» DIRECTION
Search the listing below for "Signette". Copy each matching line.
BEGIN INFORMATION SHOWN
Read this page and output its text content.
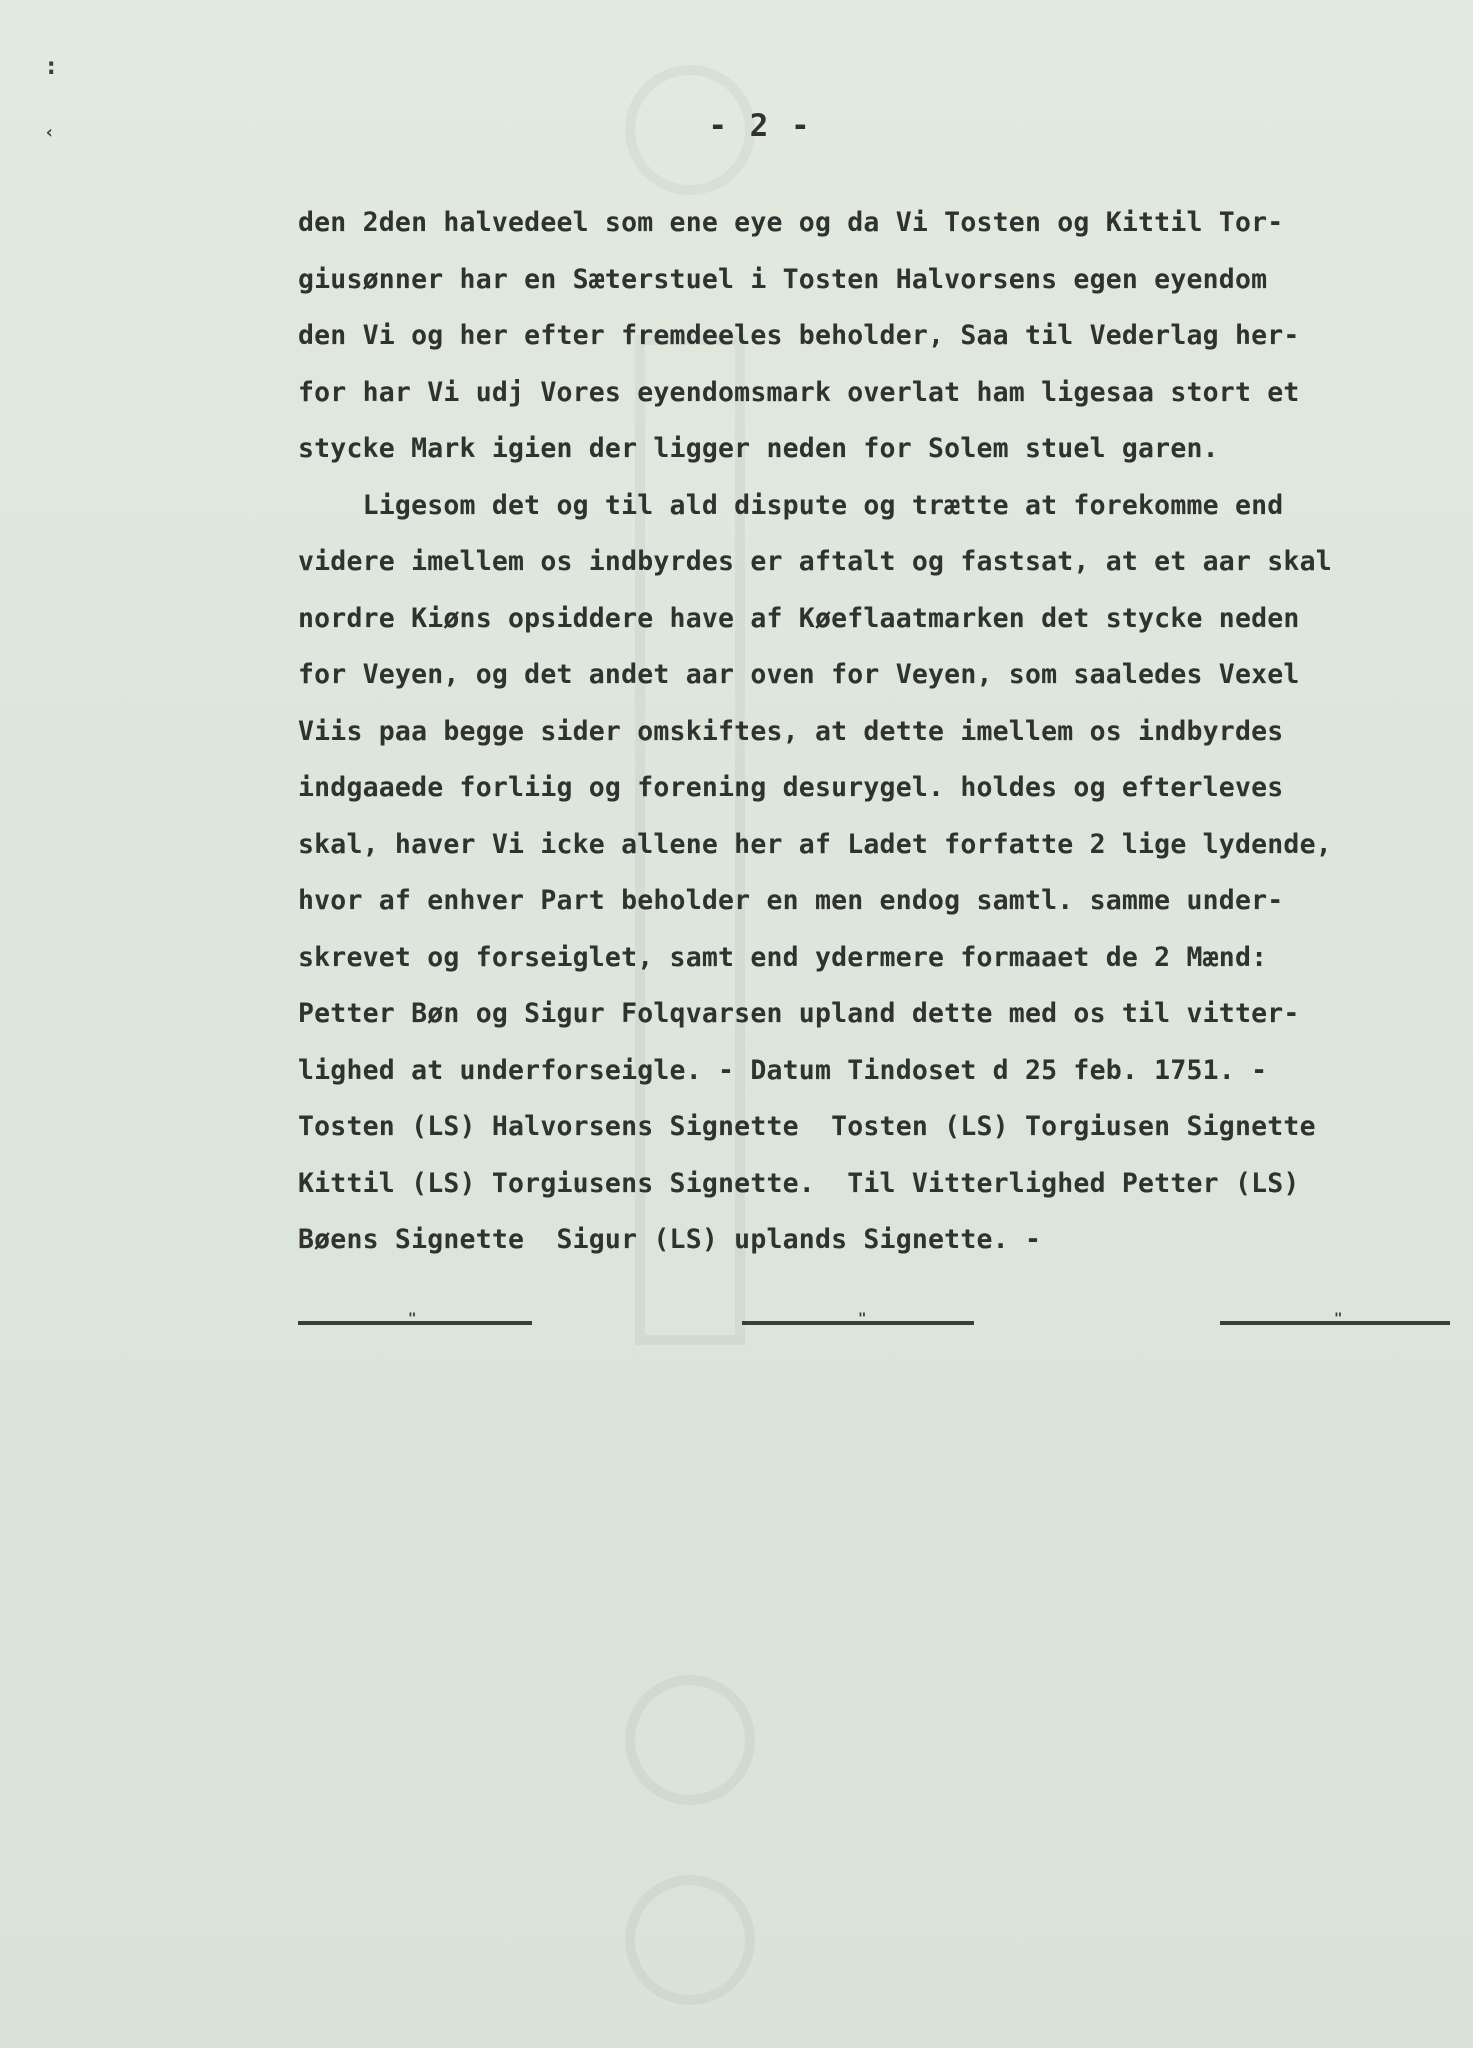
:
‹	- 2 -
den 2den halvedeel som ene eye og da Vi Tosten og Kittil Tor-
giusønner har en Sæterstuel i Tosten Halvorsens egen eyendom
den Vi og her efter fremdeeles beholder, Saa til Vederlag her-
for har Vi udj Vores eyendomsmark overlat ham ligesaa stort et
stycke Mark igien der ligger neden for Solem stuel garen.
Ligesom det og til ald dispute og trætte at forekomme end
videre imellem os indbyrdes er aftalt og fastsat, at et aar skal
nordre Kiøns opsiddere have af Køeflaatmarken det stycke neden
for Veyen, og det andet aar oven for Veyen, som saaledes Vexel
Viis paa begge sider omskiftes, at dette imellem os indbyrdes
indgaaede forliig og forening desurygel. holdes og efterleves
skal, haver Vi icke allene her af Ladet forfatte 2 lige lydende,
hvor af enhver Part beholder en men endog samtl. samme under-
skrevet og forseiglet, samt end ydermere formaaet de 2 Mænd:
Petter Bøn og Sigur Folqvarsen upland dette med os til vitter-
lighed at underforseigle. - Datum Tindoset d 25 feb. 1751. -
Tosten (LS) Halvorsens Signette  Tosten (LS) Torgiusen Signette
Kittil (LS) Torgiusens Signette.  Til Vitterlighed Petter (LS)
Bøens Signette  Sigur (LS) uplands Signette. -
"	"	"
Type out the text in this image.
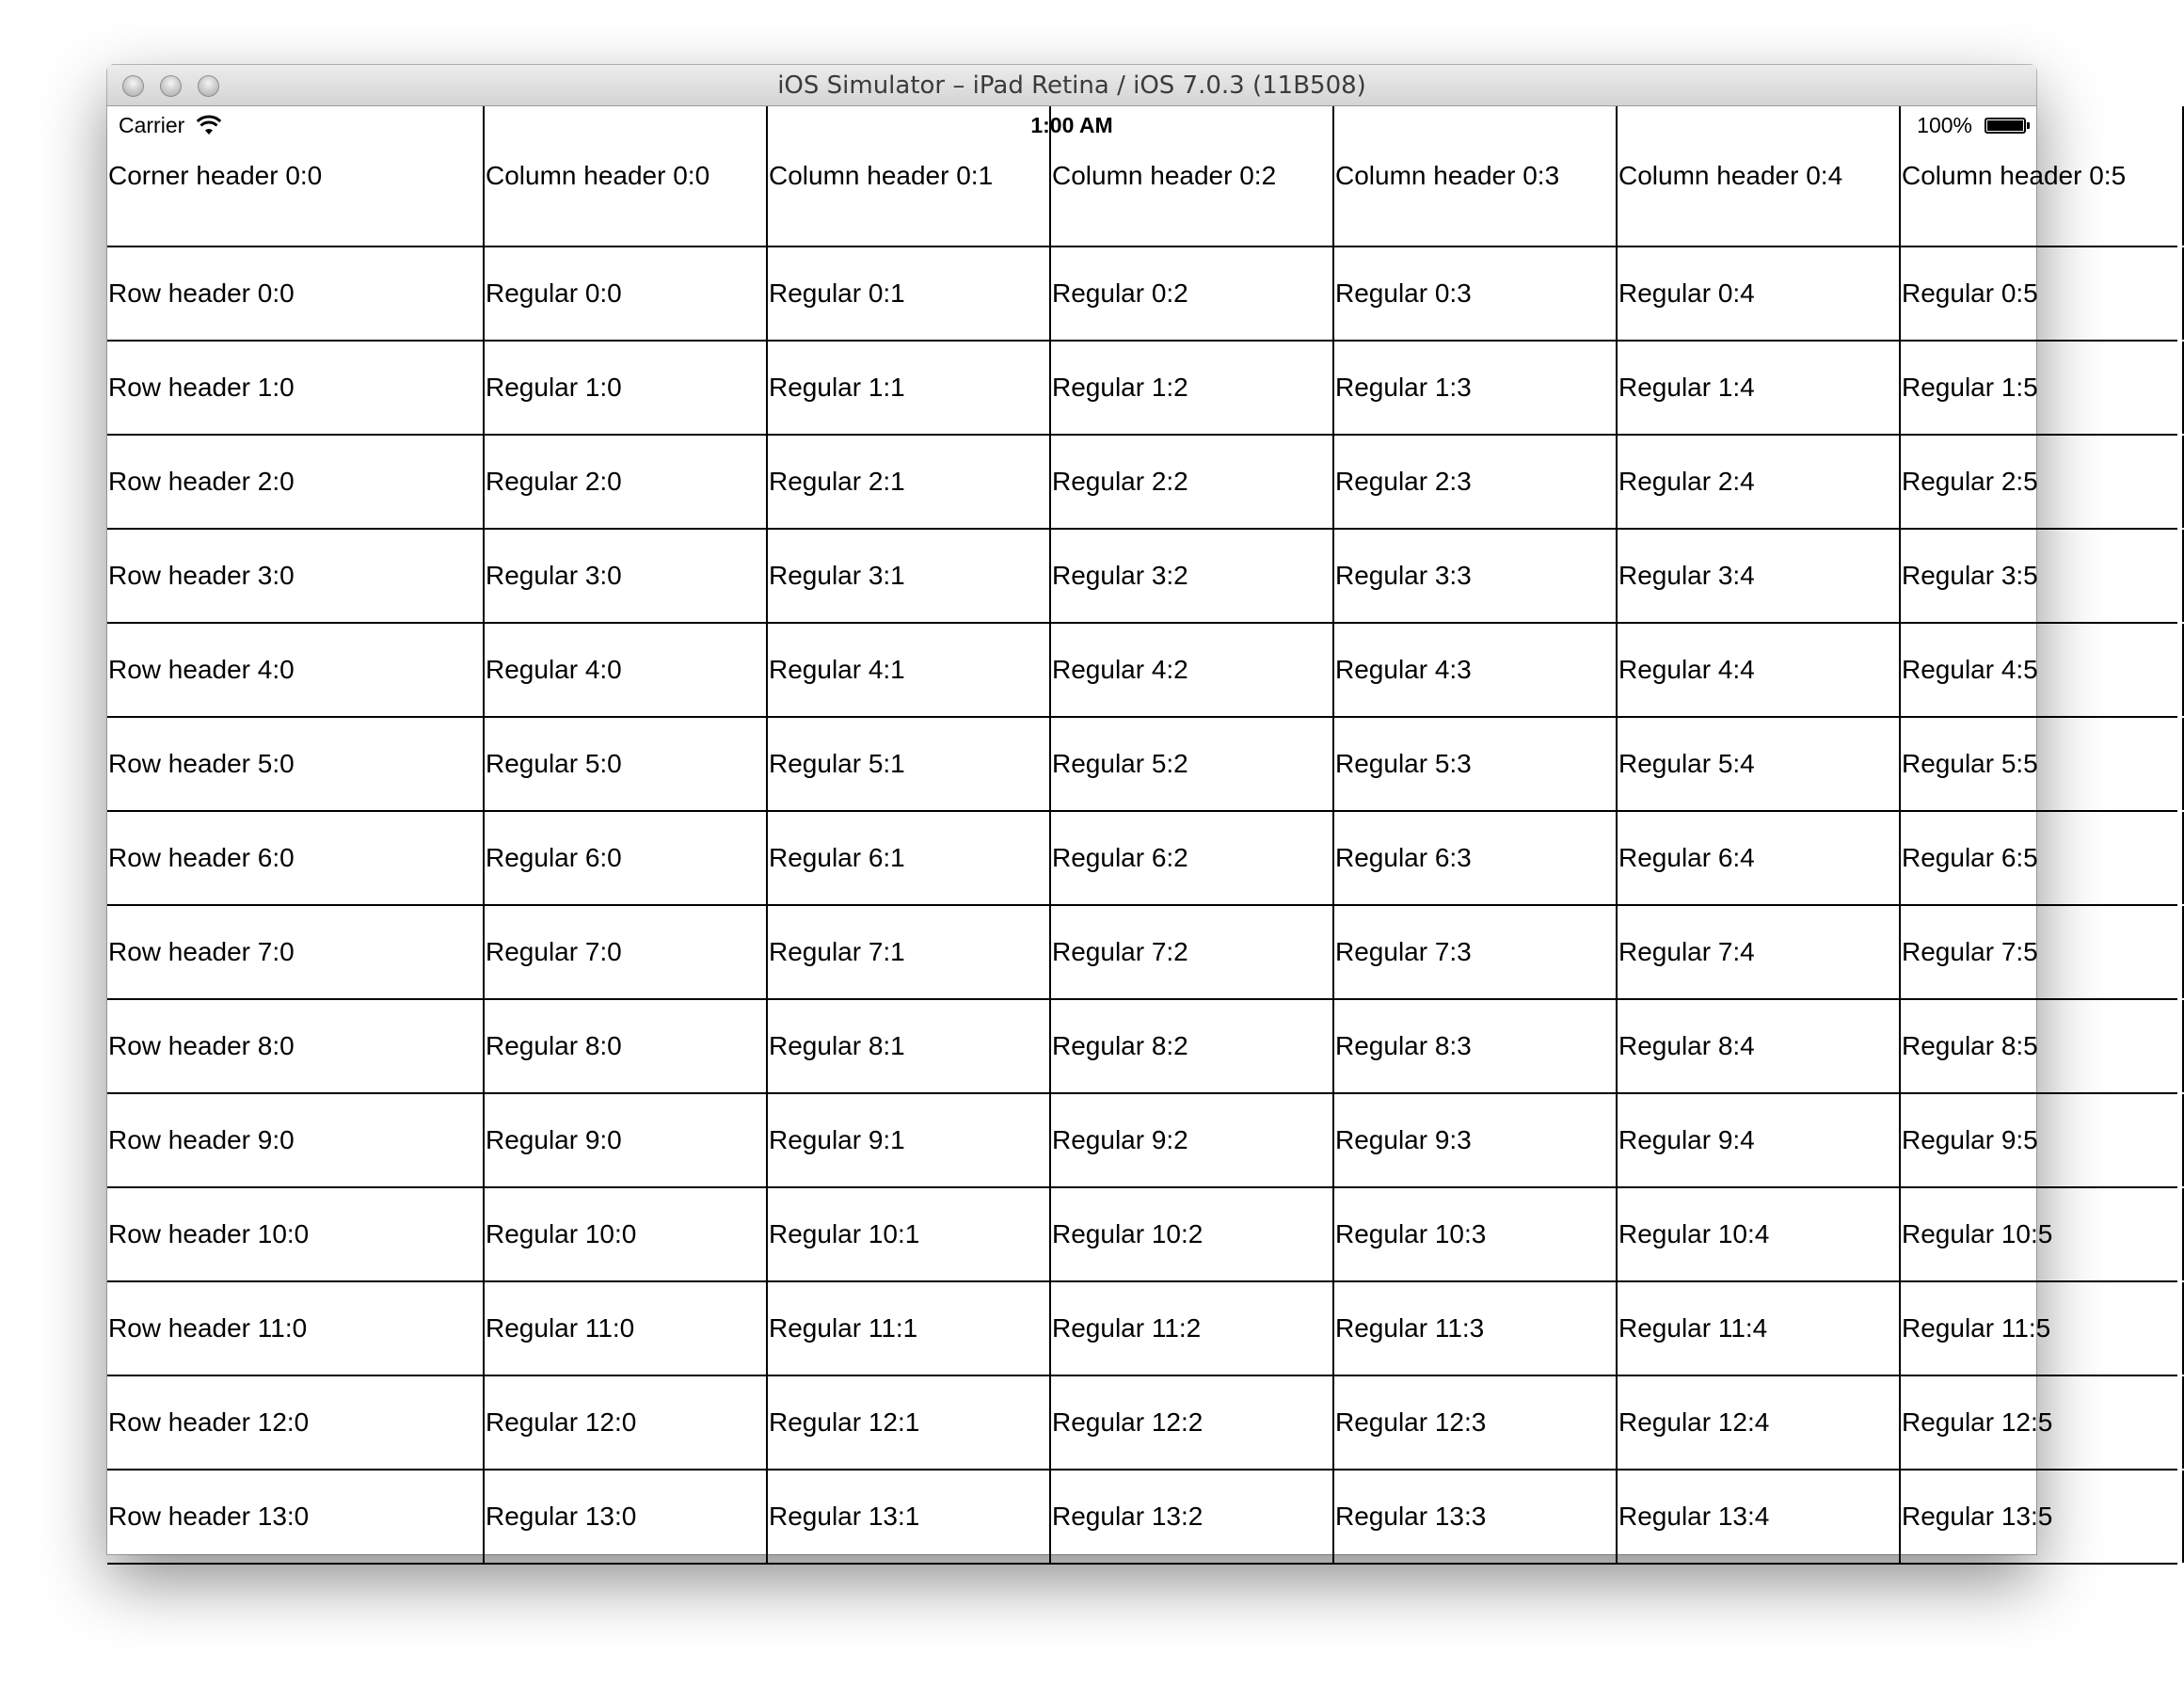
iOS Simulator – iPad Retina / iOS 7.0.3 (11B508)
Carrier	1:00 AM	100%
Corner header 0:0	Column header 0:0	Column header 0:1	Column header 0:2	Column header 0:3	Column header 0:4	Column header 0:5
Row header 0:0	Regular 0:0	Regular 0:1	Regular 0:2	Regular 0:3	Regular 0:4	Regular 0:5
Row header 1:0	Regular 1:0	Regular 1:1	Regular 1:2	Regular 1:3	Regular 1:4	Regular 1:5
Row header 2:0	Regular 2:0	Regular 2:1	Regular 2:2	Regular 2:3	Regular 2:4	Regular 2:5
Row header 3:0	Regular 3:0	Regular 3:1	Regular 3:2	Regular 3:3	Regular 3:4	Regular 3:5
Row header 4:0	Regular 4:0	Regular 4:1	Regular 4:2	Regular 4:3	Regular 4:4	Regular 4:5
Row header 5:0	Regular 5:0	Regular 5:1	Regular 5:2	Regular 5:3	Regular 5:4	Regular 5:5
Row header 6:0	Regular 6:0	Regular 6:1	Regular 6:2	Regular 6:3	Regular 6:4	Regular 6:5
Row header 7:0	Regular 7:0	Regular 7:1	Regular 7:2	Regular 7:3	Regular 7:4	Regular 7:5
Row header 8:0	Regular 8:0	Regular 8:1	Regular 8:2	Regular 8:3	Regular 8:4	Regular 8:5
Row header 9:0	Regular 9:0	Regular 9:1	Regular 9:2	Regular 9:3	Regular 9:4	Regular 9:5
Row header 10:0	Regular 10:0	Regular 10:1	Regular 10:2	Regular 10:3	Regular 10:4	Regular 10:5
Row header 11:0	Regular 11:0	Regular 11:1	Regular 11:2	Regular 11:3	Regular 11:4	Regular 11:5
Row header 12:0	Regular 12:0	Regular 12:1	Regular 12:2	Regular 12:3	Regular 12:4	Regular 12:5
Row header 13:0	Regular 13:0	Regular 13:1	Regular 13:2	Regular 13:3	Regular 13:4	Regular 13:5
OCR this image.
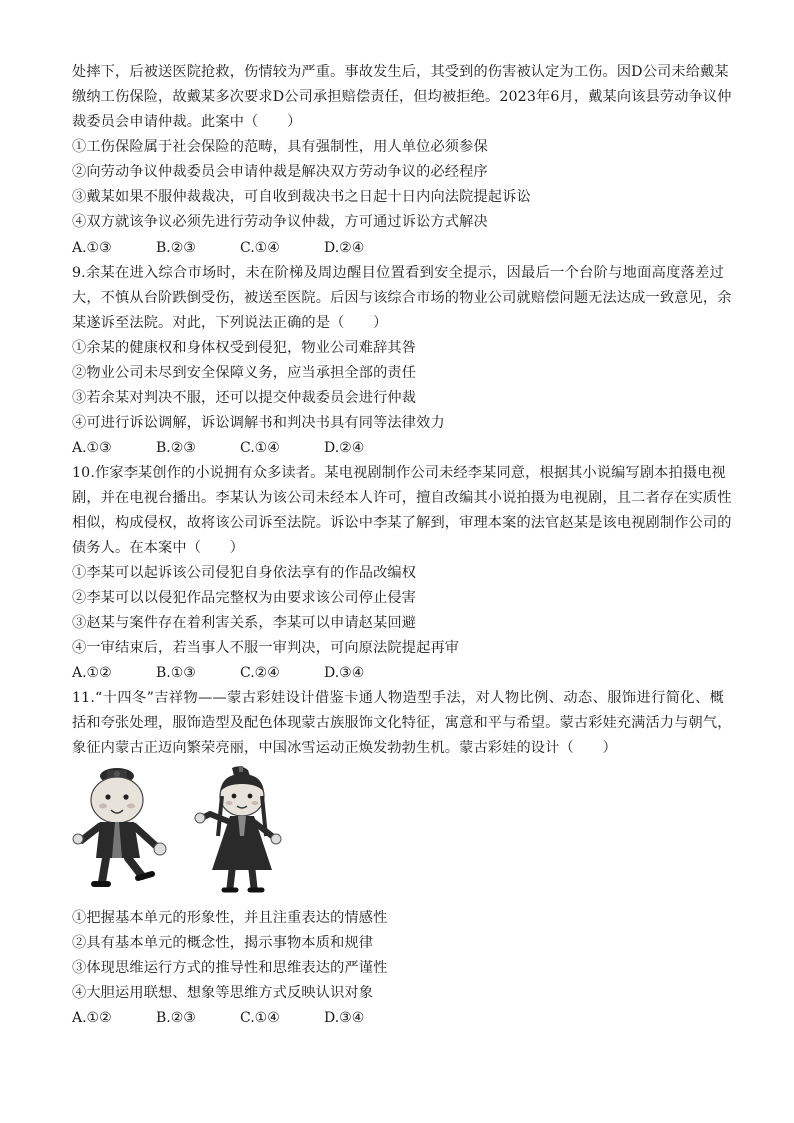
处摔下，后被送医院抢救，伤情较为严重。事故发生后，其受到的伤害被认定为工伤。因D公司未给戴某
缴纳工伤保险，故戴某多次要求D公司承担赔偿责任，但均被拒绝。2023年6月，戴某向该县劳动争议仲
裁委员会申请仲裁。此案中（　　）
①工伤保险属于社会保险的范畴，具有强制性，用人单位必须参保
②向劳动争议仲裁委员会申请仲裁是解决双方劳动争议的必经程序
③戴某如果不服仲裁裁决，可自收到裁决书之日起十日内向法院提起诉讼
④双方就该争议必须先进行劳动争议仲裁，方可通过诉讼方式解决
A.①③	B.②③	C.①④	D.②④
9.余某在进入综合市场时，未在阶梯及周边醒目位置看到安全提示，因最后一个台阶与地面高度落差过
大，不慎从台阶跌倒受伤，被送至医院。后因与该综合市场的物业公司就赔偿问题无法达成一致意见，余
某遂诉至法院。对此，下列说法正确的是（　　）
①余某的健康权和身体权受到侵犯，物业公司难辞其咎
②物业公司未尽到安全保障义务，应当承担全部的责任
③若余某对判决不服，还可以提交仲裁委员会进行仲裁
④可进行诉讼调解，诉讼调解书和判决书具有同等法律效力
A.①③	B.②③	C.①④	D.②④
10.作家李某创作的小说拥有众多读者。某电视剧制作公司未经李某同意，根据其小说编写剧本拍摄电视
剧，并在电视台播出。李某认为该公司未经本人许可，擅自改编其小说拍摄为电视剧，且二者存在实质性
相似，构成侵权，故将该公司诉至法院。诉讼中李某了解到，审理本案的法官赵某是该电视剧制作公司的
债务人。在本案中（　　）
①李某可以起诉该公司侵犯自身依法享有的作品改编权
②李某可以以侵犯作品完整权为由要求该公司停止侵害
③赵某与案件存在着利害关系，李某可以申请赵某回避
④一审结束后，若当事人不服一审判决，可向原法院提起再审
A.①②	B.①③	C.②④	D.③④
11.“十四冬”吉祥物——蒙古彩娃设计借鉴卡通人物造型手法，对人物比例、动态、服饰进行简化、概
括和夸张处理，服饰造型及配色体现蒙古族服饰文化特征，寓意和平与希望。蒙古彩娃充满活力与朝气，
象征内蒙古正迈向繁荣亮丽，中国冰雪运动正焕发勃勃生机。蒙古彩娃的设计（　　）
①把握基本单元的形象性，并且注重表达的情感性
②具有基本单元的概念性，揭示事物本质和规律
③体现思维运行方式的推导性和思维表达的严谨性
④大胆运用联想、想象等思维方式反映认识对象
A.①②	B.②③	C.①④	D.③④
END INFORMATION SHOWN
» SOLUTION TO THIS PROBLEM
Tosten (LS) Halvorsens Signette  Tosten (LS) Torgiusen Signette
Kittil (LS) Torgiusens Signette.  Til Vitterlighed Petter (LS)
Bøens Signette  Sigur (LS) uplands Signette. -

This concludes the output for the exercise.